Work out the number of lines in the records that include the word "left"; reply with that number alone.

■ INFORMATION PROVIDED
——
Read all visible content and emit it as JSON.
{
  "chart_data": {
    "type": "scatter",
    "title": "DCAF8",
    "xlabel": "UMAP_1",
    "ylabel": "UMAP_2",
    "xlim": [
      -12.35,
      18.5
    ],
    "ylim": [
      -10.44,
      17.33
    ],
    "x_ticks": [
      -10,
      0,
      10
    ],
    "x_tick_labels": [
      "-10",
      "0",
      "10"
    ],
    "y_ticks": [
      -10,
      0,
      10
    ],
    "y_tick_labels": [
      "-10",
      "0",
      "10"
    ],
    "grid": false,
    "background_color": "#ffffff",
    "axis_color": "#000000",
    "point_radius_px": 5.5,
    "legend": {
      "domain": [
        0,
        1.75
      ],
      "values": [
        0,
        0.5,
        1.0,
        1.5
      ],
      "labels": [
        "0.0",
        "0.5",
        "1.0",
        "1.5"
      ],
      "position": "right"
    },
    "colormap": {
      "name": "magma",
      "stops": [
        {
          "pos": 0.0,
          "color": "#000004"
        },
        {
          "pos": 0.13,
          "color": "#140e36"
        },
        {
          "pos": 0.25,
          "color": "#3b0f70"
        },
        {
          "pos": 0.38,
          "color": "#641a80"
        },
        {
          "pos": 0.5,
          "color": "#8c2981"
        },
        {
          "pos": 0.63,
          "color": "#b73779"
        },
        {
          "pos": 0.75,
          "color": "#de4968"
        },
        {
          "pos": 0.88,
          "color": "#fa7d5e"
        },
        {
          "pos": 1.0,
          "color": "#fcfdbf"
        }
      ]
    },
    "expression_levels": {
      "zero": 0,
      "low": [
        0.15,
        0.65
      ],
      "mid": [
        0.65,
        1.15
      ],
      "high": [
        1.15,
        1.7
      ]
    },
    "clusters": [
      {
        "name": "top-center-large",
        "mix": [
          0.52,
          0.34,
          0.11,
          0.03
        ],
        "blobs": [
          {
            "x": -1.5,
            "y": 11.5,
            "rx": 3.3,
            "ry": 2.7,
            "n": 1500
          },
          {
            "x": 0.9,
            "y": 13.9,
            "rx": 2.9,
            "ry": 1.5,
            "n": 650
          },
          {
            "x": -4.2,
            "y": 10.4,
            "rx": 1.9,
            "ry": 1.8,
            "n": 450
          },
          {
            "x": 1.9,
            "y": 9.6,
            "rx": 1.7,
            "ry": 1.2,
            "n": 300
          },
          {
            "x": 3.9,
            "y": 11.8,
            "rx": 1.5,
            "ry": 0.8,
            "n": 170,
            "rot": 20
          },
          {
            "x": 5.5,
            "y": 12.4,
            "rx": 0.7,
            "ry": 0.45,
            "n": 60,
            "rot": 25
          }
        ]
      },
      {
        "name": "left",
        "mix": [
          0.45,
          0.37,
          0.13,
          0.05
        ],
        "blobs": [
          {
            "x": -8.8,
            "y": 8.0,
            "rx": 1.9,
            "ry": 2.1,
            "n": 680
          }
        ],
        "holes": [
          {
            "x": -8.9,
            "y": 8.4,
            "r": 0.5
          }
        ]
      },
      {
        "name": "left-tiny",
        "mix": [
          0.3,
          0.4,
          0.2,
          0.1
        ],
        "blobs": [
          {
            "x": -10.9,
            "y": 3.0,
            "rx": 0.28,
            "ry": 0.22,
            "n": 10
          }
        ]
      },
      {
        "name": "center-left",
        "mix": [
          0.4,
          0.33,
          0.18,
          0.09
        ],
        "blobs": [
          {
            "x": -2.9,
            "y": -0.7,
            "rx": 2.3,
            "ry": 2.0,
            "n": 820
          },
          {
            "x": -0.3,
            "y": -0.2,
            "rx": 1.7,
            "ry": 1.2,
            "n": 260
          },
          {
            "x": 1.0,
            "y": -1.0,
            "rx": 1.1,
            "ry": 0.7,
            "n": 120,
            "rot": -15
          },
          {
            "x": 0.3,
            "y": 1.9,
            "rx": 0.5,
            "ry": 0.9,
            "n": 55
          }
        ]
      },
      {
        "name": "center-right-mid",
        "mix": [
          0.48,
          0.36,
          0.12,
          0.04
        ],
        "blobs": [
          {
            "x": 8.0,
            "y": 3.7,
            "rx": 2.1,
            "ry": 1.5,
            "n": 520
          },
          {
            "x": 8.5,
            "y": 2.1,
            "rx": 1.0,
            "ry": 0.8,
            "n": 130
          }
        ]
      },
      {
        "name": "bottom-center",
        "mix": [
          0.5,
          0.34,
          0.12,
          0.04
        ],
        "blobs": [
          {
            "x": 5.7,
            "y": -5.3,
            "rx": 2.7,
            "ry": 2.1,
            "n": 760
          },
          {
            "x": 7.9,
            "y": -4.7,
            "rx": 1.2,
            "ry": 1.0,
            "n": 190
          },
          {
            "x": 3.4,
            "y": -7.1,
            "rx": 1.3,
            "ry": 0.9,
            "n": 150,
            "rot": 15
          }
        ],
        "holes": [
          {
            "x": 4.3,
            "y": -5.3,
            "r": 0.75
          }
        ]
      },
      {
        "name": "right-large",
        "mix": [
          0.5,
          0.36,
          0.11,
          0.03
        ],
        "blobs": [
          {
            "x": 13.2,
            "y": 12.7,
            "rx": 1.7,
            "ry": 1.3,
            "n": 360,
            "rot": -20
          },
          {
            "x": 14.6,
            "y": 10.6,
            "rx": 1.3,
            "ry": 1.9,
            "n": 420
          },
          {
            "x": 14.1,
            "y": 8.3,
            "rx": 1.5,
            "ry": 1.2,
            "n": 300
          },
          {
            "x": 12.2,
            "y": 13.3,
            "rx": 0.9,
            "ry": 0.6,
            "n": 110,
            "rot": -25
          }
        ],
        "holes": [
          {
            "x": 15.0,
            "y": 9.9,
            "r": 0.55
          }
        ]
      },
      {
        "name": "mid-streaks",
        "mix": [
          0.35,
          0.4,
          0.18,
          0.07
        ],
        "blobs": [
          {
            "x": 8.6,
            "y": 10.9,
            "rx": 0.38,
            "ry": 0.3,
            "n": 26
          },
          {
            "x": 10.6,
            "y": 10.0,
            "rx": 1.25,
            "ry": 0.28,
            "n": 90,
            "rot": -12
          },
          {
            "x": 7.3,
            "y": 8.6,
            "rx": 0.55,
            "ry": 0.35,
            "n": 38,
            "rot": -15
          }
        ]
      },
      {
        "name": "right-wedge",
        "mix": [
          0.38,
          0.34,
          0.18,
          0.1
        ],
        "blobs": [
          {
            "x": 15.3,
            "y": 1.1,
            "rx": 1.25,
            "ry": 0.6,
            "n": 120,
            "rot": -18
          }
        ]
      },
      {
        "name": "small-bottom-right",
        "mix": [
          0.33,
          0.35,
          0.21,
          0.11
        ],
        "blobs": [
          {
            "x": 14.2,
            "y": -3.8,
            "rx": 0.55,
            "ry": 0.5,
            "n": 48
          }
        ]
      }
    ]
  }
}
——
■ OUTPUT FOR THIS TASK
3